Copy every line of the data that includes the string "nПОВЫШЕНИЕМ".
=== Stored data ===
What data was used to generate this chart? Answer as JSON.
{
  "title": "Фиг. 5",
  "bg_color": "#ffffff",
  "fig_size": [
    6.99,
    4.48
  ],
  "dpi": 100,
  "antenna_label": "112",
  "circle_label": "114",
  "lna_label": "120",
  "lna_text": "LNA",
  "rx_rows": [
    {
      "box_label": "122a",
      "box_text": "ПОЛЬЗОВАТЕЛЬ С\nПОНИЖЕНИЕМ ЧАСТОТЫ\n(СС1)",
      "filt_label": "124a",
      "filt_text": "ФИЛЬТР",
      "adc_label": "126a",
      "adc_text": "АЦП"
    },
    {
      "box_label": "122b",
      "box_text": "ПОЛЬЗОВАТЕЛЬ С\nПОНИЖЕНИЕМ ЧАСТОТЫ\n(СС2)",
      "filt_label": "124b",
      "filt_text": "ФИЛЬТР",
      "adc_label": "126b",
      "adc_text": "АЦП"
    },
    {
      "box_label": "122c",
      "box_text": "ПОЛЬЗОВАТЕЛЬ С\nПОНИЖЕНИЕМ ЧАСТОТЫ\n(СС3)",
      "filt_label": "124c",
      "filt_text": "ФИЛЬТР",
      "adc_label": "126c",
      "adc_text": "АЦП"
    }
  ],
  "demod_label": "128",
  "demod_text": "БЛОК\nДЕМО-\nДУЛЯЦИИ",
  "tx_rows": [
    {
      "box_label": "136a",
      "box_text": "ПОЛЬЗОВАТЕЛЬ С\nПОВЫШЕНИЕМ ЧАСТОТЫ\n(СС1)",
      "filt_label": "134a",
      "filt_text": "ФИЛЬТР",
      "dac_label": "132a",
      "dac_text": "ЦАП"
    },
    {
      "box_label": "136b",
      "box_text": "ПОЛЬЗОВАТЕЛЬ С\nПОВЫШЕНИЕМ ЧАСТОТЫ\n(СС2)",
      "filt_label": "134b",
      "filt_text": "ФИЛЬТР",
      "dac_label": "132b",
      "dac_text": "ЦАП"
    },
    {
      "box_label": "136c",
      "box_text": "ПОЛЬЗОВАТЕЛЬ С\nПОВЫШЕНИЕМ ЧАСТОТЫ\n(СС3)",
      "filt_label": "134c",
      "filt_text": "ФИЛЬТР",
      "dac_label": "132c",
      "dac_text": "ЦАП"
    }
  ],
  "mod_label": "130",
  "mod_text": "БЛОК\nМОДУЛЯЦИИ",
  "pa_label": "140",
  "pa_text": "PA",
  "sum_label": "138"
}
===
=== Stored data ===
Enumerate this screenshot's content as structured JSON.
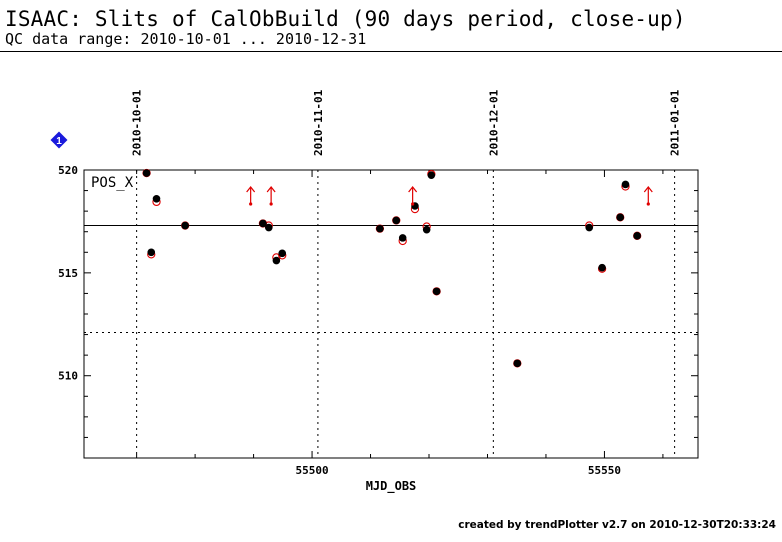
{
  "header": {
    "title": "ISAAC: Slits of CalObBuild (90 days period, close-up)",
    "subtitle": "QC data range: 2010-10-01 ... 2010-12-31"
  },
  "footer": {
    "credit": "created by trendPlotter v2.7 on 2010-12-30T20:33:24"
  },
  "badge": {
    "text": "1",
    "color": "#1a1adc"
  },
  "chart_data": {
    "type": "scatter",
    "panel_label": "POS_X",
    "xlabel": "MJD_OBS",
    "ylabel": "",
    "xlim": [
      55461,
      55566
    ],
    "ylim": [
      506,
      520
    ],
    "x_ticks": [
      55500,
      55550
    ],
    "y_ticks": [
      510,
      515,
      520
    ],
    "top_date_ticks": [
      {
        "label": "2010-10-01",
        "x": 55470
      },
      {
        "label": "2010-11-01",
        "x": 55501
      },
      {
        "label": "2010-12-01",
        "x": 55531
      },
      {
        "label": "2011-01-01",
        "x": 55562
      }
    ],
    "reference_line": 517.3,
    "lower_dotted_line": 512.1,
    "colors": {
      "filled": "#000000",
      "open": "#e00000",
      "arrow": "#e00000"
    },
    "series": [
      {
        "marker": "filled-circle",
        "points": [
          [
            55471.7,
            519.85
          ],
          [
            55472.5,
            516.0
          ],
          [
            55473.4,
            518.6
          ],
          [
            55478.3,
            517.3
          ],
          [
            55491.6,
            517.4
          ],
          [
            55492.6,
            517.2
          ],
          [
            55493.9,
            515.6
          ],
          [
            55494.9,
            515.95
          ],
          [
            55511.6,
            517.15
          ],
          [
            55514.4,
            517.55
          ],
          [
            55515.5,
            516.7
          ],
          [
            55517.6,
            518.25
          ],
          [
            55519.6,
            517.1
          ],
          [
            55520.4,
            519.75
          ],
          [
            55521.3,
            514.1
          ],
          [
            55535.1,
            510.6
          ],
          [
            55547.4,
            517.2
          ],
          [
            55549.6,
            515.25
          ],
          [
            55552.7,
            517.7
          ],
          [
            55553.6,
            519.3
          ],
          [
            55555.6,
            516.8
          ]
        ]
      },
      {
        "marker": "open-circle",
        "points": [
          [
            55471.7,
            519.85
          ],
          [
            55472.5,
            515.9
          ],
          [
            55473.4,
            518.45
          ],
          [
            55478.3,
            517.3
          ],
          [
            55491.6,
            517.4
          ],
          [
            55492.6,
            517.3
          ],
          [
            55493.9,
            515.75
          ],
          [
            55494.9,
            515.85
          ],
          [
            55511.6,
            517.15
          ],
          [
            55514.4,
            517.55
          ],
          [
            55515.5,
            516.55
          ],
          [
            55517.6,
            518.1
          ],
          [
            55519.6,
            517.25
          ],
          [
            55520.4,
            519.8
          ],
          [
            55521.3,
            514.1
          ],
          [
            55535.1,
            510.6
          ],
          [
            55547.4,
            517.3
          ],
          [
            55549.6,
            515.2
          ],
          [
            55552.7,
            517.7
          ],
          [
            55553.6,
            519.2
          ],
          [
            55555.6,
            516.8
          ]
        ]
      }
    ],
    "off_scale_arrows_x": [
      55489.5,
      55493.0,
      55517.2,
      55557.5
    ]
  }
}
===
▶ Complete response:
      "box_text": "ПОЛЬЗОВАТЕЛЬ С\nПОВЫШЕНИЕМ ЧАСТОТЫ\n(СС1)",
      "box_text": "ПОЛЬЗОВАТЕЛЬ С\nПОВЫШЕНИЕМ ЧАСТОТЫ\n(СС2)",
      "box_text": "ПОЛЬЗОВАТЕЛЬ С\nПОВЫШЕНИЕМ ЧАСТОТЫ\n(СС3)",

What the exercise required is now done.